╭──

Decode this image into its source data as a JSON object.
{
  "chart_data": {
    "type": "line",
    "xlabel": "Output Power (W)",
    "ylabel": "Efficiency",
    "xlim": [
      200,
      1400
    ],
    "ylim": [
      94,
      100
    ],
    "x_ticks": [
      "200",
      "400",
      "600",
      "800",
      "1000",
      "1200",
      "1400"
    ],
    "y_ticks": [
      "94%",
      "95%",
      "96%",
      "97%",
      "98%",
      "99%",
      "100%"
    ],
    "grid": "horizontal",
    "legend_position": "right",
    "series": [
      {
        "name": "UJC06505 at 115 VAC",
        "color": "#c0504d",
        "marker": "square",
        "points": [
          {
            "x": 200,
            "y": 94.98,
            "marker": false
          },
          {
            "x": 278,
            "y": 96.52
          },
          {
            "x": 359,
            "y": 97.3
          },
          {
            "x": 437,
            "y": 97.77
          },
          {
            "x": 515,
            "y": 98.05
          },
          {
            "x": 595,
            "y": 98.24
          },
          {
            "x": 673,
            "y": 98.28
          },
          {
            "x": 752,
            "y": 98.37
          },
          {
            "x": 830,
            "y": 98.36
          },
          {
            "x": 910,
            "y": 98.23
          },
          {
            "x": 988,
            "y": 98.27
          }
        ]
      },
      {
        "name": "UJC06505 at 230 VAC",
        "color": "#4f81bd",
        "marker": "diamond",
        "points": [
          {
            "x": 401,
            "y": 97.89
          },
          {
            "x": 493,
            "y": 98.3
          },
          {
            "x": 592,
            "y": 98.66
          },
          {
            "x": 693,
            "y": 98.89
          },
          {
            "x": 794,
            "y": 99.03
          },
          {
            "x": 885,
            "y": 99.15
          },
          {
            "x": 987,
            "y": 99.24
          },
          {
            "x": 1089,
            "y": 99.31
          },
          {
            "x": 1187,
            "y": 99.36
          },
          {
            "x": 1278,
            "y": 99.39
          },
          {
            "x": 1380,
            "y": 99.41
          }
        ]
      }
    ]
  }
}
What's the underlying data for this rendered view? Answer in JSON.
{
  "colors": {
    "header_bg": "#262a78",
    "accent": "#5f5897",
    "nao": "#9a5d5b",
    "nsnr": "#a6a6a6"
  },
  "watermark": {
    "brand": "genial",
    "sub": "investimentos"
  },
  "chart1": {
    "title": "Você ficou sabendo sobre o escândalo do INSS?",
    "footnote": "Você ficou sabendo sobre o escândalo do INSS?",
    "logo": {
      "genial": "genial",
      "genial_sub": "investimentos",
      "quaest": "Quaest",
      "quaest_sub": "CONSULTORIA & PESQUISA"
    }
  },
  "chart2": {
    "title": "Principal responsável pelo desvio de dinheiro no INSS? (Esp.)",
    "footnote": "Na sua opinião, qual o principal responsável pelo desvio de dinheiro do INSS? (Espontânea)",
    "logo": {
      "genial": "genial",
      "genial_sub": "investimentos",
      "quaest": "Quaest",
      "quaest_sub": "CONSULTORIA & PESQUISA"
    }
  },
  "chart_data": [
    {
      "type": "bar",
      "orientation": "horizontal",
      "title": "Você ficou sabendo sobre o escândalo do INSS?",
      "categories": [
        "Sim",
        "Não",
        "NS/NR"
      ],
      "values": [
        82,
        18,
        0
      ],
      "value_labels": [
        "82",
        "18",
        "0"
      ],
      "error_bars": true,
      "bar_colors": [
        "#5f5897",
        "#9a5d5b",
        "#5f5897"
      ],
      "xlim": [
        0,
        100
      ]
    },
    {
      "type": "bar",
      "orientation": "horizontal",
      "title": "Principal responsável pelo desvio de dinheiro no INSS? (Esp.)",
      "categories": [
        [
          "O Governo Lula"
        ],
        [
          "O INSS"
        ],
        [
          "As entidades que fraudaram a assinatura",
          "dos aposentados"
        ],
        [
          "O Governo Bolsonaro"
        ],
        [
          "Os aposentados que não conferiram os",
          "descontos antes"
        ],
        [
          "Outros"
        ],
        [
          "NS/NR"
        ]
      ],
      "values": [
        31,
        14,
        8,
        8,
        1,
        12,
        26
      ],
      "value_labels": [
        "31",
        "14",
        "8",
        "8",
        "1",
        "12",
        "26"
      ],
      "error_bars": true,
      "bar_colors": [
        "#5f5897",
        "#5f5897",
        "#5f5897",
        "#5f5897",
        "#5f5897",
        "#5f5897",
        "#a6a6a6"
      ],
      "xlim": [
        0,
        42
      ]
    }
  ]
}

╰──

Retype the whole listing above exactly.

CORRECT RESULT:
Decode this image into its source data as a JSON object.
{
  "chart_data": {
    "type": "line",
    "xlabel": "Output Power (W)",
    "ylabel": "Efficiency",
    "xlim": [
      200,
      1400
    ],
    "ylim": [
      94,
      100
    ],
    "x_ticks": [
      "200",
      "400",
      "600",
      "800",
      "1000",
      "1200",
      "1400"
    ],
    "y_ticks": [
      "94%",
      "95%",
      "96%",
      "97%",
      "98%",
      "99%",
      "100%"
    ],
    "grid": "horizontal",
    "legend_position": "right",
    "series": [
      {
        "name": "UJC06505 at 115 VAC",
        "color": "#c0504d",
        "marker": "square",
        "points": [
          {
            "x": 200,
            "y": 94.98,
            "marker": false
          },
          {
            "x": 278,
            "y": 96.52
          },
          {
            "x": 359,
            "y": 97.3
          },
          {
            "x": 437,
            "y": 97.77
          },
          {
            "x": 515,
            "y": 98.05
          },
          {
            "x": 595,
            "y": 98.24
          },
          {
            "x": 673,
            "y": 98.28
          },
          {
            "x": 752,
            "y": 98.37
          },
          {
            "x": 830,
            "y": 98.36
          },
          {
            "x": 910,
            "y": 98.23
          },
          {
            "x": 988,
            "y": 98.27
          }
        ]
      },
      {
        "name": "UJC06505 at 230 VAC",
        "color": "#4f81bd",
        "marker": "diamond",
        "points": [
          {
            "x": 401,
            "y": 97.89
          },
          {
            "x": 493,
            "y": 98.3
          },
          {
            "x": 592,
            "y": 98.66
          },
          {
            "x": 693,
            "y": 98.89
          },
          {
            "x": 794,
            "y": 99.03
          },
          {
            "x": 885,
            "y": 99.15
          },
          {
            "x": 987,
            "y": 99.24
          },
          {
            "x": 1089,
            "y": 99.31
          },
          {
            "x": 1187,
            "y": 99.36
          },
          {
            "x": 1278,
            "y": 99.39
          },
          {
            "x": 1380,
            "y": 99.41
          }
        ]
      }
    ]
  }
}
What's the underlying data for this rendered view? Answer in JSON.
{
  "colors": {
    "header_bg": "#262a78",
    "accent": "#5f5897",
    "nao": "#9a5d5b",
    "nsnr": "#a6a6a6"
  },
  "watermark": {
    "brand": "genial",
    "sub": "investimentos"
  },
  "chart1": {
    "title": "Você ficou sabendo sobre o escândalo do INSS?",
    "footnote": "Você ficou sabendo sobre o escândalo do INSS?",
    "logo": {
      "genial": "genial",
      "genial_sub": "investimentos",
      "quaest": "Quaest",
      "quaest_sub": "CONSULTORIA & PESQUISA"
    }
  },
  "chart2": {
    "title": "Principal responsável pelo desvio de dinheiro no INSS? (Esp.)",
    "footnote": "Na sua opinião, qual o principal responsável pelo desvio de dinheiro do INSS? (Espontânea)",
    "logo": {
      "genial": "genial",
      "genial_sub": "investimentos",
      "quaest": "Quaest",
      "quaest_sub": "CONSULTORIA & PESQUISA"
    }
  },
  "chart_data": [
    {
      "type": "bar",
      "orientation": "horizontal",
      "title": "Você ficou sabendo sobre o escândalo do INSS?",
      "categories": [
        "Sim",
        "Não",
        "NS/NR"
      ],
      "values": [
        82,
        18,
        0
      ],
      "value_labels": [
        "82",
        "18",
        "0"
      ],
      "error_bars": true,
      "bar_colors": [
        "#5f5897",
        "#9a5d5b",
        "#5f5897"
      ],
      "xlim": [
        0,
        100
      ]
    },
    {
      "type": "bar",
      "orientation": "horizontal",
      "title": "Principal responsável pelo desvio de dinheiro no INSS? (Esp.)",
      "categories": [
        [
          "O Governo Lula"
        ],
        [
          "O INSS"
        ],
        [
          "As entidades que fraudaram a assinatura",
          "dos aposentados"
        ],
        [
          "O Governo Bolsonaro"
        ],
        [
          "Os aposentados que não conferiram os",
          "descontos antes"
        ],
        [
          "Outros"
        ],
        [
          "NS/NR"
        ]
      ],
      "values": [
        31,
        14,
        8,
        8,
        1,
        12,
        26
      ],
      "value_labels": [
        "31",
        "14",
        "8",
        "8",
        "1",
        "12",
        "26"
      ],
      "error_bars": true,
      "bar_colors": [
        "#5f5897",
        "#5f5897",
        "#5f5897",
        "#5f5897",
        "#5f5897",
        "#5f5897",
        "#a6a6a6"
      ],
      "xlim": [
        0,
        42
      ]
    }
  ]
}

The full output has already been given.